Stored records:
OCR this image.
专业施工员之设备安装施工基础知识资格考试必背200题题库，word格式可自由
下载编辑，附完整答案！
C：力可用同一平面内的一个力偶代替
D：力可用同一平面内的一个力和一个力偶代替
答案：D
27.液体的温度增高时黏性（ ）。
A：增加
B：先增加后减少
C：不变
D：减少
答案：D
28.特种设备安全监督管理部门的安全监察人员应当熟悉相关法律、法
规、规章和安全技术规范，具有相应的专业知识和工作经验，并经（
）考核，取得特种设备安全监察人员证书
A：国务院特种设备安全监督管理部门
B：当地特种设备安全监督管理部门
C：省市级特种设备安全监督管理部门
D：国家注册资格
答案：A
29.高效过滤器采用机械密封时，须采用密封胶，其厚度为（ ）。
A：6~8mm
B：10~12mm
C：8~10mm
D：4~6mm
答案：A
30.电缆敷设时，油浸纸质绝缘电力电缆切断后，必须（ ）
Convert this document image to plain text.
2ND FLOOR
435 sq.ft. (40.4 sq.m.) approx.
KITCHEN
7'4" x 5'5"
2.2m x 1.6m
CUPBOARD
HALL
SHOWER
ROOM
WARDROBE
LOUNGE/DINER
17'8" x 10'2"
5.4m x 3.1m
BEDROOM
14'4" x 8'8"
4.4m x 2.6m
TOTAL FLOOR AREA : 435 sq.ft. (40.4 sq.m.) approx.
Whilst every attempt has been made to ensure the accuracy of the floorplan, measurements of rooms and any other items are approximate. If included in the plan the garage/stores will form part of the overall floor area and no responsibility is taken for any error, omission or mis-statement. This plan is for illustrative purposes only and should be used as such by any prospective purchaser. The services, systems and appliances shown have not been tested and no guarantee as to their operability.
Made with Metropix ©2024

- **WHAT IS REQUIRED**
Repeat the data verbatim.

- **EXERCISE RESULT**
OCR this image.
专业施工员之设备安装施工基础知识资格考试必背200题题库，word格式可自由
下载编辑，附完整答案！
C：力可用同一平面内的一个力偶代替
D：力可用同一平面内的一个力和一个力偶代替
答案：D
27.液体的温度增高时黏性（ ）。
A：增加
B：先增加后减少
C：不变
D：减少
答案：D
28.特种设备安全监督管理部门的安全监察人员应当熟悉相关法律、法
规、规章和安全技术规范，具有相应的专业知识和工作经验，并经（
）考核，取得特种设备安全监察人员证书
A：国务院特种设备安全监督管理部门
B：当地特种设备安全监督管理部门
C：省市级特种设备安全监督管理部门
D：国家注册资格
答案：A
29.高效过滤器采用机械密封时，须采用密封胶，其厚度为（ ）。
A：6~8mm
B：10~12mm
C：8~10mm
D：4~6mm
答案：A
30.电缆敷设时，油浸纸质绝缘电力电缆切断后，必须（ ）
Convert this document image to plain text.
2ND FLOOR
435 sq.ft. (40.4 sq.m.) approx.
KITCHEN
7'4" x 5'5"
2.2m x 1.6m
CUPBOARD
HALL
SHOWER
ROOM
WARDROBE
LOUNGE/DINER
17'8" x 10'2"
5.4m x 3.1m
BEDROOM
14'4" x 8'8"
4.4m x 2.6m
TOTAL FLOOR AREA : 435 sq.ft. (40.4 sq.m.) approx.
Whilst every attempt has been made to ensure the accuracy of the floorplan, measurements of rooms and any other items are approximate. If included in the plan the garage/stores will form part of the overall floor area and no responsibility is taken for any error, omission or mis-statement. This plan is for illustrative purposes only and should be used as such by any prospective purchaser. The services, systems and appliances shown have not been tested and no guarantee as to their operability.
Made with Metropix ©2024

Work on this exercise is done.